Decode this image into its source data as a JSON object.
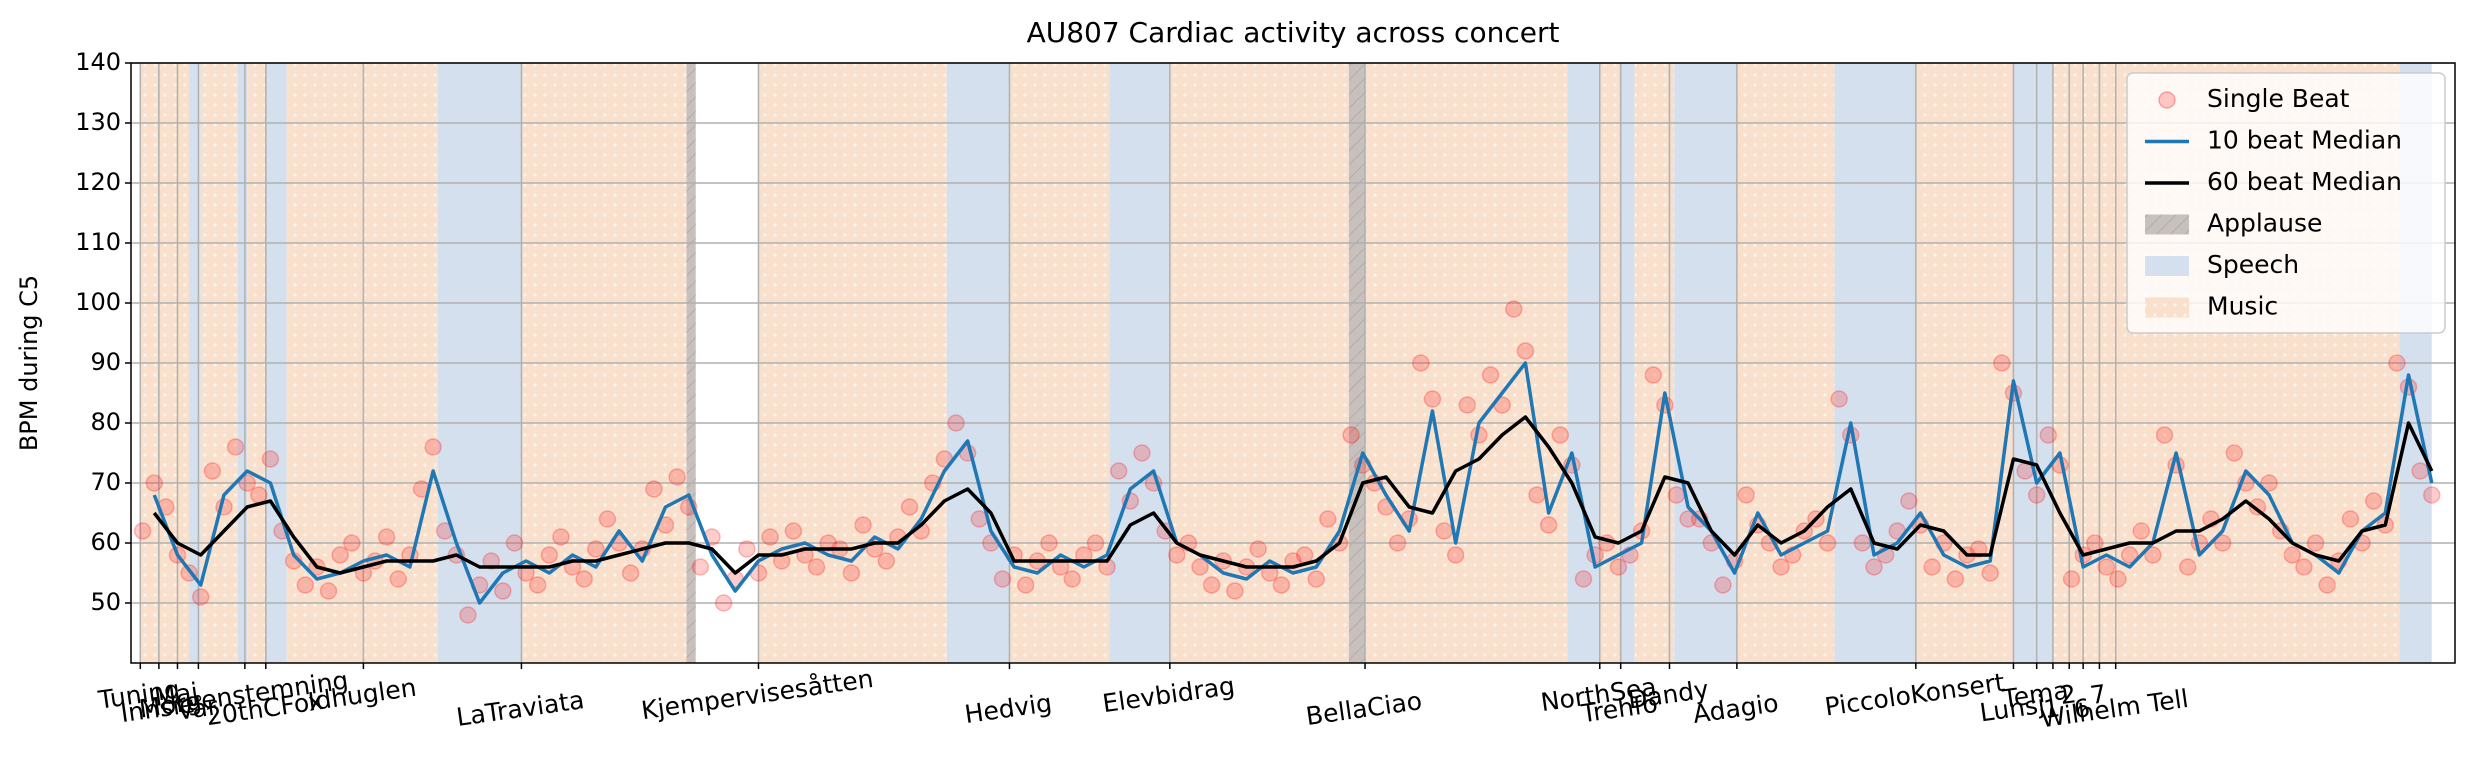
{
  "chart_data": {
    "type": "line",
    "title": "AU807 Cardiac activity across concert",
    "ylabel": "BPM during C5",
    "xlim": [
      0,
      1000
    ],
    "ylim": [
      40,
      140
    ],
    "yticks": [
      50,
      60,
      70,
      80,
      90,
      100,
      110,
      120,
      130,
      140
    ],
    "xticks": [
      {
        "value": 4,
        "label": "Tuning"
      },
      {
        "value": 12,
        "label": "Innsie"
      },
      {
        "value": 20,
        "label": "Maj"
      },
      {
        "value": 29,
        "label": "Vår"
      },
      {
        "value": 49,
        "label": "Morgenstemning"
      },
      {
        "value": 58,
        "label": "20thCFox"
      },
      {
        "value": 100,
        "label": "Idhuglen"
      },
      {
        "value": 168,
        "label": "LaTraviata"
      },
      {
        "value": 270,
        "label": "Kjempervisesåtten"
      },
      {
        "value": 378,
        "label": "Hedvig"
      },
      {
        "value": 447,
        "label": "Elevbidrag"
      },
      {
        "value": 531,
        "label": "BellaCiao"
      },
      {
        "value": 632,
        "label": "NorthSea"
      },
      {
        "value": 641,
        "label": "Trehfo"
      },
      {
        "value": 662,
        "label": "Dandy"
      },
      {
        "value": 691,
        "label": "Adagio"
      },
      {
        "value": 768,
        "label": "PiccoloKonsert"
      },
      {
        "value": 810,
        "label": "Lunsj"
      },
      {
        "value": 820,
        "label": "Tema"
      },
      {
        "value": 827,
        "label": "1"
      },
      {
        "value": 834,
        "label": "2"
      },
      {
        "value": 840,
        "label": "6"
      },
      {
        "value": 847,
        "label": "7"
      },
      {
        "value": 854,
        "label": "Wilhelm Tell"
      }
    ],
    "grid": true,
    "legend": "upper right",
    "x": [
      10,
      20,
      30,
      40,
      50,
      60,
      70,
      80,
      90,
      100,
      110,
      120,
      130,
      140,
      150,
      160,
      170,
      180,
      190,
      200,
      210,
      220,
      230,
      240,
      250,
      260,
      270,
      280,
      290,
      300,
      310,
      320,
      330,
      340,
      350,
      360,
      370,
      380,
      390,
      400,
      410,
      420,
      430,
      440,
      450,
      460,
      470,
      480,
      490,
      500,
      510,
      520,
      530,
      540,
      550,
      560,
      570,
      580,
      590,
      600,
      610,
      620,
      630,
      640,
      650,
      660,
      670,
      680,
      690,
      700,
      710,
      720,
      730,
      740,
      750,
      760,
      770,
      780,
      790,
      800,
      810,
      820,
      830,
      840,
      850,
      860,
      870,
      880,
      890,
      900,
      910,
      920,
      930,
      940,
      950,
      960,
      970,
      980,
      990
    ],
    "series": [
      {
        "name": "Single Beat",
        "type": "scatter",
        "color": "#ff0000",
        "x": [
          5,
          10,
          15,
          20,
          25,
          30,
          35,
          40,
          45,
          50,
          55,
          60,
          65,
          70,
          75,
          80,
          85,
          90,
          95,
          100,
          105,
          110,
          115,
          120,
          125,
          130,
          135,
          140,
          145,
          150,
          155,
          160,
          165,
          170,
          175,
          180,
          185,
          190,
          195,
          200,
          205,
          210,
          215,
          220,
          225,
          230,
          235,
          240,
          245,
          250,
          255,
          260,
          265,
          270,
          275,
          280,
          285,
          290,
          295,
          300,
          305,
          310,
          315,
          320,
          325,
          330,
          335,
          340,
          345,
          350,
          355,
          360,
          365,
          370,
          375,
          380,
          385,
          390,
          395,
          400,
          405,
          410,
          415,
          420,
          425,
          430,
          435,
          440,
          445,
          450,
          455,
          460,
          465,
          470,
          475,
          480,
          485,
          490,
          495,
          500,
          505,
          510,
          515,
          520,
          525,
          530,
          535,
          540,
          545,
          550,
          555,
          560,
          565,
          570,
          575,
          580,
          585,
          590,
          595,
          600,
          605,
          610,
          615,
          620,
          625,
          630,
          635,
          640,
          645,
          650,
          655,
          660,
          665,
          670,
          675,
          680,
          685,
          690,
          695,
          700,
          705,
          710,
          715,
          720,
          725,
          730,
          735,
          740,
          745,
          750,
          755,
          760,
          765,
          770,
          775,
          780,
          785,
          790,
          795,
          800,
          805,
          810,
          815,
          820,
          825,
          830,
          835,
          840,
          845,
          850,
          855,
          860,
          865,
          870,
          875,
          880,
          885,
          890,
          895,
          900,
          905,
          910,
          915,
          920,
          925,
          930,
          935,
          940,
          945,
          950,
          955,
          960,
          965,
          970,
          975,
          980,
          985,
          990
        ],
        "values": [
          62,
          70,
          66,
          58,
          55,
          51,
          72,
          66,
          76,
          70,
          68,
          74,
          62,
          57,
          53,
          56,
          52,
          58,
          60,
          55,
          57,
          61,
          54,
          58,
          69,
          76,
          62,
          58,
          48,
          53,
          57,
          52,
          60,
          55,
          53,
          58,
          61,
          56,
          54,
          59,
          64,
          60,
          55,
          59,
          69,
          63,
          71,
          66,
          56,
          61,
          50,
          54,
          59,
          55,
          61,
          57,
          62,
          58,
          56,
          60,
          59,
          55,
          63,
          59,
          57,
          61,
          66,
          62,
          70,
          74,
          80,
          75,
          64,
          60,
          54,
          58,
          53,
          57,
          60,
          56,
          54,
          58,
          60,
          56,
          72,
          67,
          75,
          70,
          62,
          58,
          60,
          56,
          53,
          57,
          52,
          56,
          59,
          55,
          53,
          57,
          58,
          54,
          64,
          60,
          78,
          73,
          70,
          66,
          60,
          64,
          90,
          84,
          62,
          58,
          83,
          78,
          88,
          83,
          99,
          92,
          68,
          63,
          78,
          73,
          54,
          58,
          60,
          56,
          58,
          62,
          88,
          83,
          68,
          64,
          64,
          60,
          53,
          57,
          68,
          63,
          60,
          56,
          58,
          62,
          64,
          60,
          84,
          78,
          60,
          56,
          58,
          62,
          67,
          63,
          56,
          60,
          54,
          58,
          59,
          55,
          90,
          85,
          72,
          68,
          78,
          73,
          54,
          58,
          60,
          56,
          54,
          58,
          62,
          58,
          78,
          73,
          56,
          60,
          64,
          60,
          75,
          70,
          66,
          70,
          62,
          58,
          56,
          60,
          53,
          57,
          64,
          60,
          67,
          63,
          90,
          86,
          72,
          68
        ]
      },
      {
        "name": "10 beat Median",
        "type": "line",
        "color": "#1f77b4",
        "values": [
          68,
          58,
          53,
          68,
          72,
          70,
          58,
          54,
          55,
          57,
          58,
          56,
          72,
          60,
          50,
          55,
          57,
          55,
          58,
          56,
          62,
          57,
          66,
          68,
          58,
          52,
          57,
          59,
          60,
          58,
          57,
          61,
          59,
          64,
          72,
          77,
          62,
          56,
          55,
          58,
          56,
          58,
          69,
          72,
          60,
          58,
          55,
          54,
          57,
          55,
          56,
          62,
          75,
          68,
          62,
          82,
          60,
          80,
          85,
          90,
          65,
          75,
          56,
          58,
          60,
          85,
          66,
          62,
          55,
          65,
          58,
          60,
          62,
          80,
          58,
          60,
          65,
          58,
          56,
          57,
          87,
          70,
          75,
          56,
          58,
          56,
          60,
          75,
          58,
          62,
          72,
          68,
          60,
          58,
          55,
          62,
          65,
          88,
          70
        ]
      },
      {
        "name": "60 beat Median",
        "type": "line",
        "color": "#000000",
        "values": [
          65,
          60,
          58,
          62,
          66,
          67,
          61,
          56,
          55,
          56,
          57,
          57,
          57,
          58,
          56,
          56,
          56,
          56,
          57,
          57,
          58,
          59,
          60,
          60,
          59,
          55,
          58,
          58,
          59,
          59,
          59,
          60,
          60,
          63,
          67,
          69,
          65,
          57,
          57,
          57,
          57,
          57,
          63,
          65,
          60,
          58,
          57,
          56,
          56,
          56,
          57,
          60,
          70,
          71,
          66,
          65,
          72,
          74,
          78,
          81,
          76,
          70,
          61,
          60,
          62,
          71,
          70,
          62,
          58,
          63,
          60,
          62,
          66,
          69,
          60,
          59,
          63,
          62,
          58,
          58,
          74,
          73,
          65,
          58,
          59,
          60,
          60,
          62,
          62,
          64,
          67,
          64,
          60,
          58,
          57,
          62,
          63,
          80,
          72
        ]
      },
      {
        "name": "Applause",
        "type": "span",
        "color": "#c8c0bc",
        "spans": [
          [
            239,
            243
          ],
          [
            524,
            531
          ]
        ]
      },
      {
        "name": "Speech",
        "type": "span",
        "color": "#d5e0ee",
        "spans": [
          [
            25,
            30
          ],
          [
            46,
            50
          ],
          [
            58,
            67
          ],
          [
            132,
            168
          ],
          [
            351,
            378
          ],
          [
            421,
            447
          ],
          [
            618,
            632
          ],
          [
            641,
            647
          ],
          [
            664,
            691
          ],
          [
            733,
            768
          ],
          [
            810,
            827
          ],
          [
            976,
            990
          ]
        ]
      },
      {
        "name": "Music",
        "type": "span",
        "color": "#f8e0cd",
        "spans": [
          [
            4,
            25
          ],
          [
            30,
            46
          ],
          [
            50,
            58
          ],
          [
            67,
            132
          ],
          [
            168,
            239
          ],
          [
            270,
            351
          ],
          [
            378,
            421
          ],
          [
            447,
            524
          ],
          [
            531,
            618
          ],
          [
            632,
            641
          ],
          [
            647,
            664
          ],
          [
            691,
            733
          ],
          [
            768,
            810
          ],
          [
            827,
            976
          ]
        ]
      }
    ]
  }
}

● ● ● ● ● ● ●

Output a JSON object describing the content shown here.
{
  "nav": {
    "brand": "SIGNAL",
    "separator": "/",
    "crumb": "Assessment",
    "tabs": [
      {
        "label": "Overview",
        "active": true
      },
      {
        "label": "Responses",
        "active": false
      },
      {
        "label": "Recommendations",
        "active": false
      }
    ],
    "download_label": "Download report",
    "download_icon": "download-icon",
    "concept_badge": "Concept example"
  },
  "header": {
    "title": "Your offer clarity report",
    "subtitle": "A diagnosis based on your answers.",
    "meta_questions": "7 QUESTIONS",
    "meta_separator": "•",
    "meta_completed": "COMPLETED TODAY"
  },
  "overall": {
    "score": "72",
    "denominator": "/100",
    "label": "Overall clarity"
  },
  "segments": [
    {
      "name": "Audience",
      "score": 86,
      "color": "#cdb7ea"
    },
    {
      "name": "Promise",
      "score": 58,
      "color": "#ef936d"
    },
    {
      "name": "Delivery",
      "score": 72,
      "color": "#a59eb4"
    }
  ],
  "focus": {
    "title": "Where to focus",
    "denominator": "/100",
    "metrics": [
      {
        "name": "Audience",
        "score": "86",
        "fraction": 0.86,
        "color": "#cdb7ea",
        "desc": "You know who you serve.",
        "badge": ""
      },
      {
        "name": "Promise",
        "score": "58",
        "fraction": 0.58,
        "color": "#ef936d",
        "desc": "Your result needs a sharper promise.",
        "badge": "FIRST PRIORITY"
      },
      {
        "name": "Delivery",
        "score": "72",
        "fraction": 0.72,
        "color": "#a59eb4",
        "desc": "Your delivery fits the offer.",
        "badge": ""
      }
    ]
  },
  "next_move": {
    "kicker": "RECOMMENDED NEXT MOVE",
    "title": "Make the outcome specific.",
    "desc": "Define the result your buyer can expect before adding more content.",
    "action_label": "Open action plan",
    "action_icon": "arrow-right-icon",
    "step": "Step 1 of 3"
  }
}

● ● ● ● ● ● ●

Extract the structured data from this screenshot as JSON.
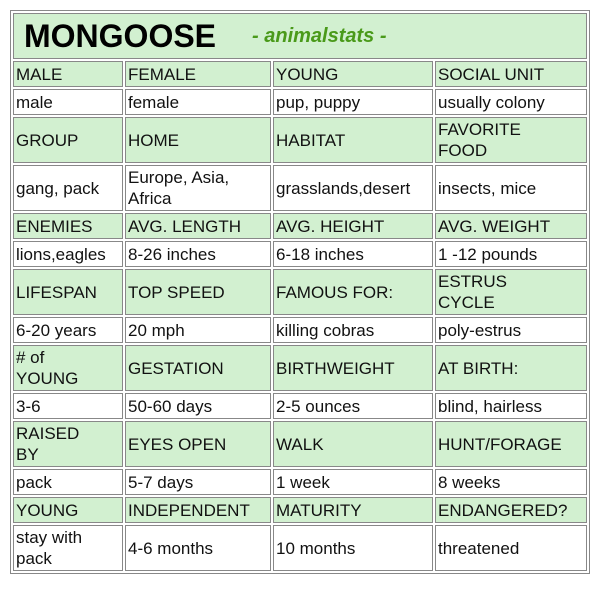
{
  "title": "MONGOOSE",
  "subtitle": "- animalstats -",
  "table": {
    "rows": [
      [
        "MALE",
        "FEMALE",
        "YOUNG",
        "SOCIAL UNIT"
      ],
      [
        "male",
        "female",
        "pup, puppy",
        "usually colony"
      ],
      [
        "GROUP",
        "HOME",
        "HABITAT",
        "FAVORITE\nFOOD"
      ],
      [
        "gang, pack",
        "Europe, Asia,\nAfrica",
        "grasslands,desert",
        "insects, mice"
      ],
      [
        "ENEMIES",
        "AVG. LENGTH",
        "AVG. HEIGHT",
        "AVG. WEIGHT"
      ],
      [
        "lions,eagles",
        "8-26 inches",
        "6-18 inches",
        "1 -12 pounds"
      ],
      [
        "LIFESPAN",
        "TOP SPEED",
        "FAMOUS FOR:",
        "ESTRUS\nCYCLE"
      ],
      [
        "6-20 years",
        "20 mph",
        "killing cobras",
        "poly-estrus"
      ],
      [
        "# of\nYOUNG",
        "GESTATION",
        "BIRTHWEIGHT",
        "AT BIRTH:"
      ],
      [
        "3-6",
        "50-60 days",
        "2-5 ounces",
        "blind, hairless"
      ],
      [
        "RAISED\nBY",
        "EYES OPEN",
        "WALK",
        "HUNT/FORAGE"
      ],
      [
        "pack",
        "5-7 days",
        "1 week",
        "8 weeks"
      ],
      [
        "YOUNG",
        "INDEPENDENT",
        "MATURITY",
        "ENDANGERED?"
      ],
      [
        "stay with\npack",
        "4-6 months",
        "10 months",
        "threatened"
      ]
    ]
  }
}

● ● ● ● ● ● ●

■ What the exercise asks: Check every line of the material for the string "clarity" and give the number of lines that have it, without anything else.

■ Solution to the exercise: 2